> **Goal of the exercise**:
Output the material beneath exactly, leaving nothing out.

-- BEGIN Excerpted records --

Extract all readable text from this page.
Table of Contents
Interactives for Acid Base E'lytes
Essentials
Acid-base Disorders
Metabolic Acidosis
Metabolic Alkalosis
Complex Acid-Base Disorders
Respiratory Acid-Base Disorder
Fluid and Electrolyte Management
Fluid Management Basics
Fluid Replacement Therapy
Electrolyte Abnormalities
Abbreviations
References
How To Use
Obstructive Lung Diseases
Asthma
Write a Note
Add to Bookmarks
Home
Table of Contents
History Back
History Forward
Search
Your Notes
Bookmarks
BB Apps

-- END Excerpted records --

> **Exercise answer**:
Extract all readable text from this page.
Table of Contents
Interactives for Acid Base E'lytes
Essentials
Acid-base Disorders
Metabolic Acidosis
Metabolic Alkalosis
Complex Acid-Base Disorders
Respiratory Acid-Base Disorder
Fluid and Electrolyte Management
Fluid Management Basics
Fluid Replacement Therapy
Electrolyte Abnormalities
Abbreviations
References
How To Use
Obstructive Lung Diseases
Asthma
Write a Note
Add to Bookmarks
Home
Table of Contents
History Back
History Forward
Search
Your Notes
Bookmarks
BB Apps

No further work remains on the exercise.